Work to complete
Starting at the line containing "Annotate this image: element" and ending at the line containing "y-tick-label: 18 — [24, 127, 47, 148]", rewrite the records below as a numbered list with blank lines dropped. Leave out the pictures.

Given information
________________________________________
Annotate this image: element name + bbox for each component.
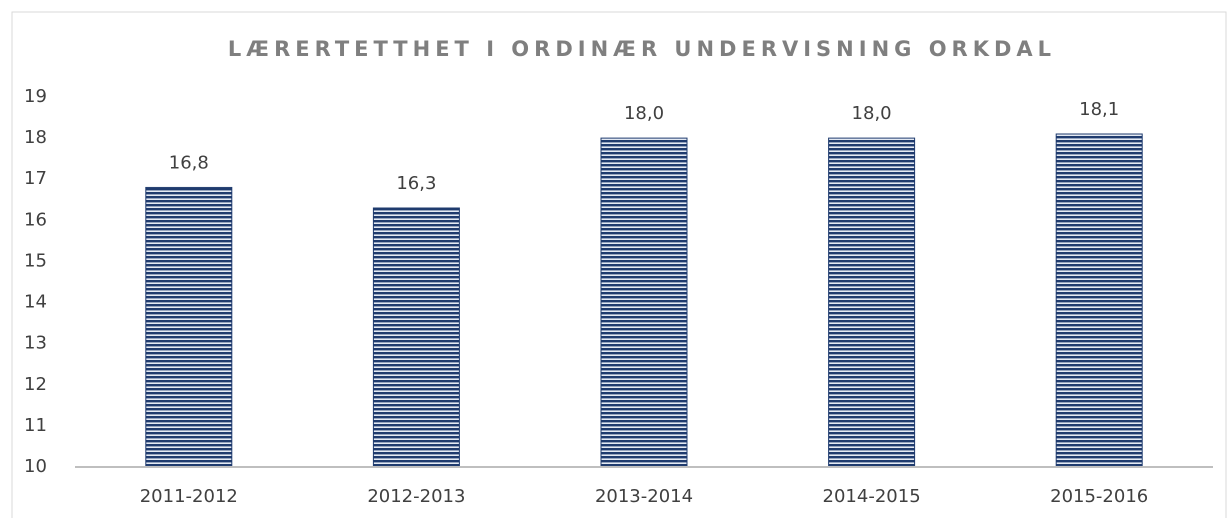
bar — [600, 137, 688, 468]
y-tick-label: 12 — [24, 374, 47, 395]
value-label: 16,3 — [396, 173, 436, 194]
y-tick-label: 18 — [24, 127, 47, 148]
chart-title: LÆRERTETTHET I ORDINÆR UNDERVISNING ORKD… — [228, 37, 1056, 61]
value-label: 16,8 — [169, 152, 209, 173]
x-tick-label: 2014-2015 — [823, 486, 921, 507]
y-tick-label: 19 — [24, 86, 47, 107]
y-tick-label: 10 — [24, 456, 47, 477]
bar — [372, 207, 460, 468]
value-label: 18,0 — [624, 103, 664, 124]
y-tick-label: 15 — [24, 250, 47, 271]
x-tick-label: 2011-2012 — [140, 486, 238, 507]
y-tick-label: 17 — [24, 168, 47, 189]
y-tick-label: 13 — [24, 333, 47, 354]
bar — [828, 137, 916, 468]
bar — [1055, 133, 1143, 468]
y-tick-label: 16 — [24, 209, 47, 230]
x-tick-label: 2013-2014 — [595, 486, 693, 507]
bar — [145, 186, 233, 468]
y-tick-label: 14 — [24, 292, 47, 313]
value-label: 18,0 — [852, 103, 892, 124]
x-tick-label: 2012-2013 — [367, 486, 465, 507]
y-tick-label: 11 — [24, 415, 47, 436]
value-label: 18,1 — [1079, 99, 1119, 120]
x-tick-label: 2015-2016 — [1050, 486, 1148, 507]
________________________________________
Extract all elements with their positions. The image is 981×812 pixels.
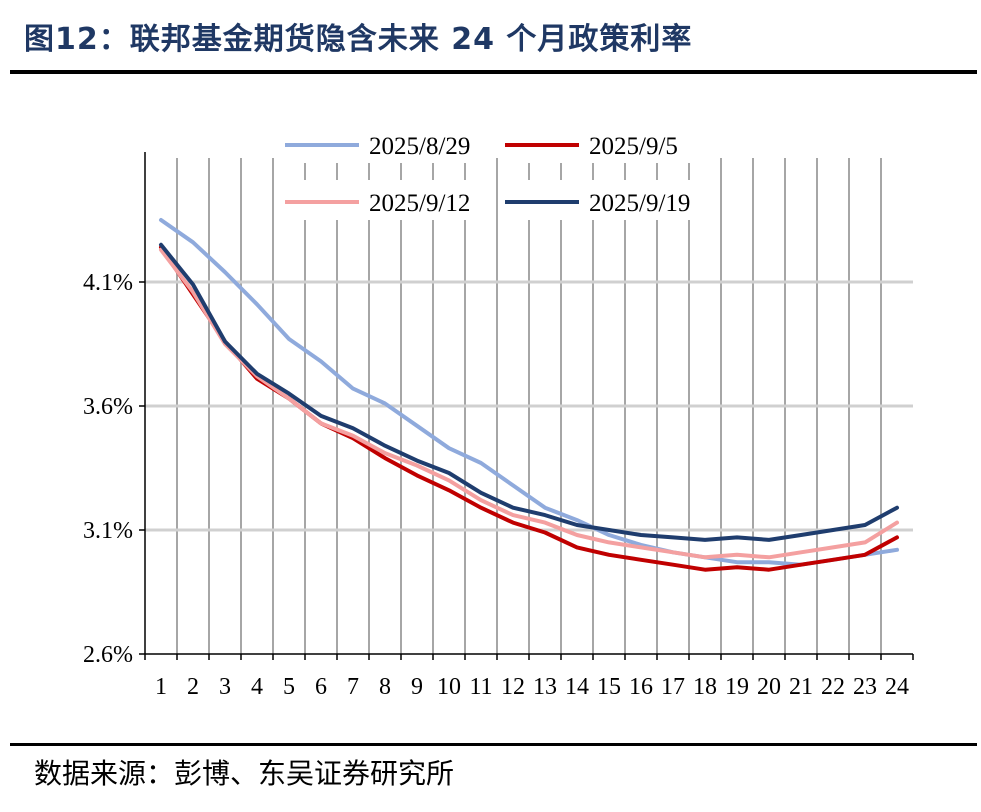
________________________________________
Worked solution
1. Annotate this image: element name + bbox for each component.
2. bar — [600, 137, 688, 468]
3. y-tick-label: 12 — [24, 374, 47, 395]
4. value-label: 16,3 — [396, 173, 436, 194]
5. y-tick-label: 18 — [24, 127, 47, 148]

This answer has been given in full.